• _TO BE DONE_
For each line in the data below that holds "昂然挺立", return a copy.

• _MATERIALS PROVIDED_
--- Begin ---
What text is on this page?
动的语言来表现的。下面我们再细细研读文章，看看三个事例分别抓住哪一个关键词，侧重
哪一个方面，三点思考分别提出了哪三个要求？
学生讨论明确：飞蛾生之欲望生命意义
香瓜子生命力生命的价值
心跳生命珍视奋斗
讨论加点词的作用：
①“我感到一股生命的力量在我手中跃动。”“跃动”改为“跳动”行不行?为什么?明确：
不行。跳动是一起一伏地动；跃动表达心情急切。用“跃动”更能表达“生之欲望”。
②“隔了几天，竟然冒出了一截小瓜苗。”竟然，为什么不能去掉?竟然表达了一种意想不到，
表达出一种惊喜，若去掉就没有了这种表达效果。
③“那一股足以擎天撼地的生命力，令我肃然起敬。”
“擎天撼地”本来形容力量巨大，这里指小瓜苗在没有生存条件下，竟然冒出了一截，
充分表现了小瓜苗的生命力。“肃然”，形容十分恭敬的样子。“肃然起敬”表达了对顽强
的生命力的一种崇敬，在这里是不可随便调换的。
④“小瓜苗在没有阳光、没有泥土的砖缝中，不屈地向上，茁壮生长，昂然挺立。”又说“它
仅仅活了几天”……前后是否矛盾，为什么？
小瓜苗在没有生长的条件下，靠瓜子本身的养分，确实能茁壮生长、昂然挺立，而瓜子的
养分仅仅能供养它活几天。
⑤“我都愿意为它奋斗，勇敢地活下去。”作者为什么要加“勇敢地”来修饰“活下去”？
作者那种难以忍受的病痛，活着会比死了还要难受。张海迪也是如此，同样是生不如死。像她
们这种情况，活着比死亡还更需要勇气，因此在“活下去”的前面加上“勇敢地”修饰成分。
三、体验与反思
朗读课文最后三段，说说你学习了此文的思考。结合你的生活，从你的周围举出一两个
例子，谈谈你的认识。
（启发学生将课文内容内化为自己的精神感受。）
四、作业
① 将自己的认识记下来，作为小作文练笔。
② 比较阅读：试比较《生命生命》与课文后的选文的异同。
--- End ---
• _EXERCISE OUTPUT_
④“小瓜苗在没有阳光、没有泥土的砖缝中，不屈地向上，茁壮生长，昂然挺立。”又说“它
小瓜苗在没有生长的条件下，靠瓜子本身的养分，确实能茁壮生长、昂然挺立，而瓜子的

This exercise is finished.